[Collection entries]
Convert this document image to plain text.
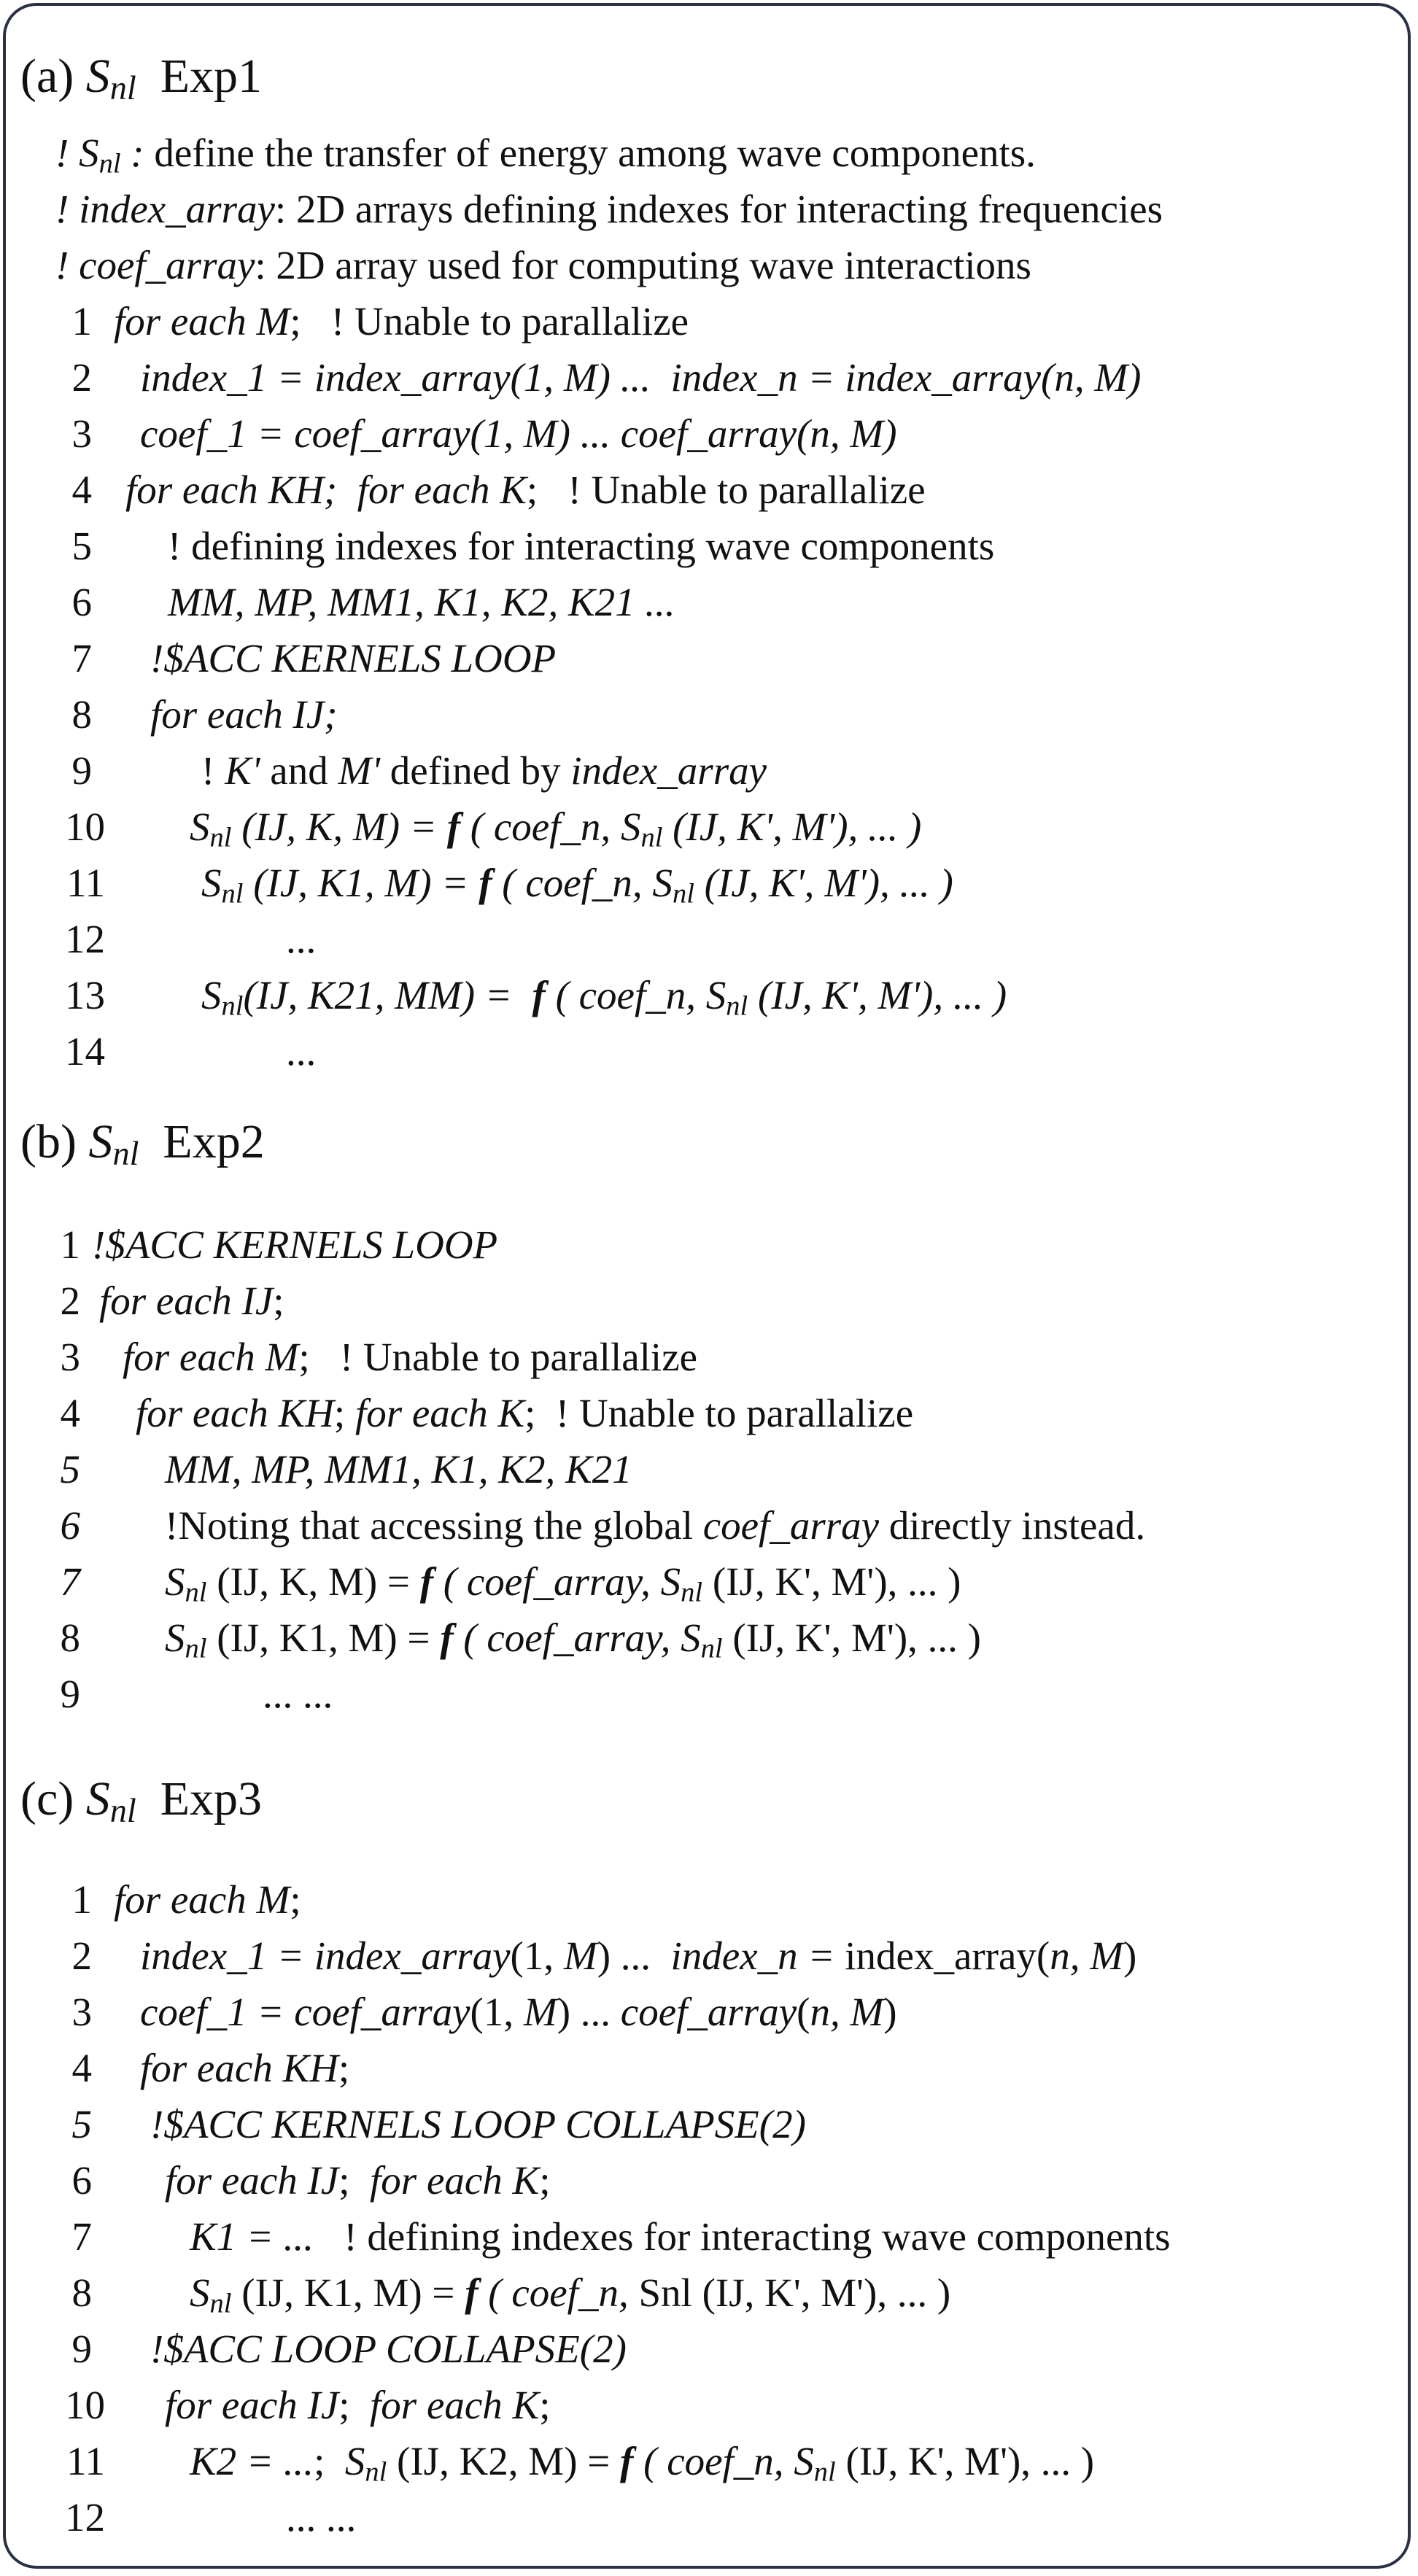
(a) $S_{nl}$ Exp1
! $S_{nl}$ : define the transfer of energy among wave components.
! index_array: 2D arrays defining indexes for interacting frequencies
! coef_array: 2D array used for computing wave interactions
1 for each M;   ! Unable to parallalize
2 index_1 = index_array(1, M) ...  index_n = index_array(n, M)
3 coef_1 = coef_array(1, M) ... coef_array(n, M)
4 for each KH;  for each K;   ! Unable to parallalize
5 ! defining indexes for interacting wave components
6 MM, MP, MM1, K1, K2, K21 ...
7 !$ACC KERNELS LOOP
8 for each IJ;
9	! K' and M' defined by index_array
10 $S_{nl}$ (IJ, K, M) = f ( coef_n, $S_{nl}$ (IJ, K', M'), ... )
11 $S_{nl}$ (IJ, K1, M) = f ( coef_n, $S_{nl}$ (IJ, K', M'), ... )
12	...
13 $S_{nl}(IJ$, K21, MM) =  f ( coef_n, $S_{nl}$ (IJ, K', M'), ... )
14	...
(b) $S_{nl}$ Exp2
1 !$ACC KERNELS LOOP
2 for each IJ;
3 for each M;   ! Unable to parallalize
4 for each KH; for each K;  ! Unable to parallalize
5 MM, MP, MM1, K1, K2, K21
6 !Noting that accessing the global coef_array directly instead.
7 $S_{nl}$ (IJ, K, M) = f ( coef_array, $S_{nl}$ (IJ, K', M'), ... )
8 $S_{nl}$ (IJ, K1, M) = f ( coef_array, $S_{nl}$ (IJ, K', M'), ... )
9	... ...
(c) $S_{nl}$ Exp3
1 for each M;
2 index_1 = index_array(1, M) ...  index_n = index_array(n, M)
3 coef_1 = coef_array(1, M) ... coef_array(n, M)
4 for each KH;
5 !$ACC KERNELS LOOP COLLAPSE(2)
6 for each IJ;  for each K;
7 K1 = ...   ! defining indexes for interacting wave components
8 $S_{nl}$ (IJ, K1, M) = f ( coef_n, Snl (IJ, K', M'), ... )
9 !$ACC LOOP COLLAPSE(2)
10 for each IJ;  for each K;
11 K2 = ...;  $S_{nl}$ (IJ, K2, M) = f ( coef_n, $S_{nl}$ (IJ, K', M'), ... )
12	... ...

▶ _What is asked_: The answer should be a single number: the count of lines in the data that include the string "interacting".

▶ _Exercise response_: 3